>> BEGIN DATA TO PROCESS

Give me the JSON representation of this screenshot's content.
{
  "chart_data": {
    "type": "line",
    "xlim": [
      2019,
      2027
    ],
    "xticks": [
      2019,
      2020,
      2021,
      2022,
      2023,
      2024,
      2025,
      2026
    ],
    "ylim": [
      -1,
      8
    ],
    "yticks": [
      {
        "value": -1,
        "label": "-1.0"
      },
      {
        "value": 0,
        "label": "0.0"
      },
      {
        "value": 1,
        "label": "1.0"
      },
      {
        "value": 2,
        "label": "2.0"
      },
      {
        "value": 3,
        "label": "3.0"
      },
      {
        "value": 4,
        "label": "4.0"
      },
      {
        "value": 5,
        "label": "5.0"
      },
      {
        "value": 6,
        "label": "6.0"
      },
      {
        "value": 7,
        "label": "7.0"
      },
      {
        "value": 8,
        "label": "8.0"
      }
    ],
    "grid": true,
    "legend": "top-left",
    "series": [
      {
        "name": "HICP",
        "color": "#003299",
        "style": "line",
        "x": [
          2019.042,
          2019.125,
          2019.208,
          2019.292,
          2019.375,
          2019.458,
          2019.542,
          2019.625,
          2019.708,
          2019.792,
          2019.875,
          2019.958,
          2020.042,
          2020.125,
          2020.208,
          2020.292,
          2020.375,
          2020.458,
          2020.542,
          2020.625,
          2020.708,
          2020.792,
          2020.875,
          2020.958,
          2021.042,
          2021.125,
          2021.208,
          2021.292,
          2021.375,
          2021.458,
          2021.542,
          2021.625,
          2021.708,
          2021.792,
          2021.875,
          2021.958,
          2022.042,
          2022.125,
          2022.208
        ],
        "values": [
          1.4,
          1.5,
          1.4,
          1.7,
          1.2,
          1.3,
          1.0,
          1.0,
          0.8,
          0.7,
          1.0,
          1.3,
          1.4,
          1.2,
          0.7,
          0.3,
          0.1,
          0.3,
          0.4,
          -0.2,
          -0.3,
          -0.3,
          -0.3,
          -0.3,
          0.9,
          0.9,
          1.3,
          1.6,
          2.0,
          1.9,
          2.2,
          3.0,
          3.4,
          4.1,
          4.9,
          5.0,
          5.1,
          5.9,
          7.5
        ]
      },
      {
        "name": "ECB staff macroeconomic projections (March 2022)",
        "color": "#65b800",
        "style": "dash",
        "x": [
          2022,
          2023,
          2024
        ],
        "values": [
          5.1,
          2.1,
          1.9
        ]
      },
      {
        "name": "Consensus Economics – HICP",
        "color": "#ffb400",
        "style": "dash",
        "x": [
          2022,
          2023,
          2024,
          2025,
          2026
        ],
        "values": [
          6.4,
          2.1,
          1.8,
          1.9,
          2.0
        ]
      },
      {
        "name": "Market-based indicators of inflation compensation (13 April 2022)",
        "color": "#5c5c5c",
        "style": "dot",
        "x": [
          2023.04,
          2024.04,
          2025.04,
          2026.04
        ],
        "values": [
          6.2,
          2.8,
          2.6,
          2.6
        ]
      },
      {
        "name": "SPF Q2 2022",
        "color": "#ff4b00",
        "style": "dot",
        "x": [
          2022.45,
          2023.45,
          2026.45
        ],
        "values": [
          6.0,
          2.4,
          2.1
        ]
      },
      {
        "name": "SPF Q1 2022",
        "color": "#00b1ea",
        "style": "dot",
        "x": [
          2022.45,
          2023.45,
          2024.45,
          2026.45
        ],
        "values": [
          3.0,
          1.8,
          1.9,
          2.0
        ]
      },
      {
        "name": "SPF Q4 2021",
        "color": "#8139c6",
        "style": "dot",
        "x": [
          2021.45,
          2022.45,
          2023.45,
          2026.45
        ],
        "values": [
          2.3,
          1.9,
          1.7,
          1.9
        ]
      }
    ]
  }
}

>> END DATA TO PROCESS

#### [WHAT THE TASK ASKS]
All of the entries need to be reproduced exactly; please write them out.

#### [FULL OUTPUT]
Give me the JSON representation of this screenshot's content.
{
  "chart_data": {
    "type": "line",
    "xlim": [
      2019,
      2027
    ],
    "xticks": [
      2019,
      2020,
      2021,
      2022,
      2023,
      2024,
      2025,
      2026
    ],
    "ylim": [
      -1,
      8
    ],
    "yticks": [
      {
        "value": -1,
        "label": "-1.0"
      },
      {
        "value": 0,
        "label": "0.0"
      },
      {
        "value": 1,
        "label": "1.0"
      },
      {
        "value": 2,
        "label": "2.0"
      },
      {
        "value": 3,
        "label": "3.0"
      },
      {
        "value": 4,
        "label": "4.0"
      },
      {
        "value": 5,
        "label": "5.0"
      },
      {
        "value": 6,
        "label": "6.0"
      },
      {
        "value": 7,
        "label": "7.0"
      },
      {
        "value": 8,
        "label": "8.0"
      }
    ],
    "grid": true,
    "legend": "top-left",
    "series": [
      {
        "name": "HICP",
        "color": "#003299",
        "style": "line",
        "x": [
          2019.042,
          2019.125,
          2019.208,
          2019.292,
          2019.375,
          2019.458,
          2019.542,
          2019.625,
          2019.708,
          2019.792,
          2019.875,
          2019.958,
          2020.042,
          2020.125,
          2020.208,
          2020.292,
          2020.375,
          2020.458,
          2020.542,
          2020.625,
          2020.708,
          2020.792,
          2020.875,
          2020.958,
          2021.042,
          2021.125,
          2021.208,
          2021.292,
          2021.375,
          2021.458,
          2021.542,
          2021.625,
          2021.708,
          2021.792,
          2021.875,
          2021.958,
          2022.042,
          2022.125,
          2022.208
        ],
        "values": [
          1.4,
          1.5,
          1.4,
          1.7,
          1.2,
          1.3,
          1.0,
          1.0,
          0.8,
          0.7,
          1.0,
          1.3,
          1.4,
          1.2,
          0.7,
          0.3,
          0.1,
          0.3,
          0.4,
          -0.2,
          -0.3,
          -0.3,
          -0.3,
          -0.3,
          0.9,
          0.9,
          1.3,
          1.6,
          2.0,
          1.9,
          2.2,
          3.0,
          3.4,
          4.1,
          4.9,
          5.0,
          5.1,
          5.9,
          7.5
        ]
      },
      {
        "name": "ECB staff macroeconomic projections (March 2022)",
        "color": "#65b800",
        "style": "dash",
        "x": [
          2022,
          2023,
          2024
        ],
        "values": [
          5.1,
          2.1,
          1.9
        ]
      },
      {
        "name": "Consensus Economics – HICP",
        "color": "#ffb400",
        "style": "dash",
        "x": [
          2022,
          2023,
          2024,
          2025,
          2026
        ],
        "values": [
          6.4,
          2.1,
          1.8,
          1.9,
          2.0
        ]
      },
      {
        "name": "Market-based indicators of inflation compensation (13 April 2022)",
        "color": "#5c5c5c",
        "style": "dot",
        "x": [
          2023.04,
          2024.04,
          2025.04,
          2026.04
        ],
        "values": [
          6.2,
          2.8,
          2.6,
          2.6
        ]
      },
      {
        "name": "SPF Q2 2022",
        "color": "#ff4b00",
        "style": "dot",
        "x": [
          2022.45,
          2023.45,
          2026.45
        ],
        "values": [
          6.0,
          2.4,
          2.1
        ]
      },
      {
        "name": "SPF Q1 2022",
        "color": "#00b1ea",
        "style": "dot",
        "x": [
          2022.45,
          2023.45,
          2024.45,
          2026.45
        ],
        "values": [
          3.0,
          1.8,
          1.9,
          2.0
        ]
      },
      {
        "name": "SPF Q4 2021",
        "color": "#8139c6",
        "style": "dot",
        "x": [
          2021.45,
          2022.45,
          2023.45,
          2026.45
        ],
        "values": [
          2.3,
          1.9,
          1.7,
          1.9
        ]
      }
    ]
  }
}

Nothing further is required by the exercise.